Work to do |
Repeat only the lines from the one holding "Read this page and output its text content." down to the last line of the listing below, including both of those lines.
--- Begin Supplied data ---
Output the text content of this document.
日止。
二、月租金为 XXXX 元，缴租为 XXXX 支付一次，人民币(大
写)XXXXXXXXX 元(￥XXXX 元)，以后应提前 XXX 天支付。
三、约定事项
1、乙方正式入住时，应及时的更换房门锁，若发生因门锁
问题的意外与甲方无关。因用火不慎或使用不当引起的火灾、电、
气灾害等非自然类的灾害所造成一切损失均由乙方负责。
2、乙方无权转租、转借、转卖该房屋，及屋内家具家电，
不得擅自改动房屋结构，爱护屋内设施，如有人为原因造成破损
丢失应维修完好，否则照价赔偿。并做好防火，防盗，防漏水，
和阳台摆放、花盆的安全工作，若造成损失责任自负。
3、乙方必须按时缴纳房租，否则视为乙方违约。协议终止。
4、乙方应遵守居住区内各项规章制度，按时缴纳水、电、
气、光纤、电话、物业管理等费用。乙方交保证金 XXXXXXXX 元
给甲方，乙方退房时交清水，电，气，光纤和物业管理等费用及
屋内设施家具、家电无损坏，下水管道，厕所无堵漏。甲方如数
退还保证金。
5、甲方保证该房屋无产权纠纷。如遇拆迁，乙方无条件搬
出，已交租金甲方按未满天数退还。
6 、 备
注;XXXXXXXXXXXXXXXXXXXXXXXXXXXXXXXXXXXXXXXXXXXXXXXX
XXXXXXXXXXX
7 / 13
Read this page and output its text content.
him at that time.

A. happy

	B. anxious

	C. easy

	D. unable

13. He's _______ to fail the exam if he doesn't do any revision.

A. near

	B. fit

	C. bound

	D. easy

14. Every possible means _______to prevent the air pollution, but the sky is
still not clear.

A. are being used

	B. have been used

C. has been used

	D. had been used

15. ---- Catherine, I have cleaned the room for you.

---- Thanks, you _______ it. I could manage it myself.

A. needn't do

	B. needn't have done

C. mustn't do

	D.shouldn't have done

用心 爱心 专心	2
--- End Supplied data ---
Final answer |
Read this page and output its text content.
him at that time.

A. happy

	B. anxious

	C. easy

	D. unable

13. He's _______ to fail the exam if he doesn't do any revision.

A. near

	B. fit

	C. bound

	D. easy

14. Every possible means _______to prevent the air pollution, but the sky is
still not clear.

A. are being used

	B. have been used

C. has been used

	D. had been used

15. ---- Catherine, I have cleaned the room for you.

---- Thanks, you _______ it. I could manage it myself.

A. needn't do

	B. needn't have done

C. mustn't do

	D.shouldn't have done

用心 爱心 专心	2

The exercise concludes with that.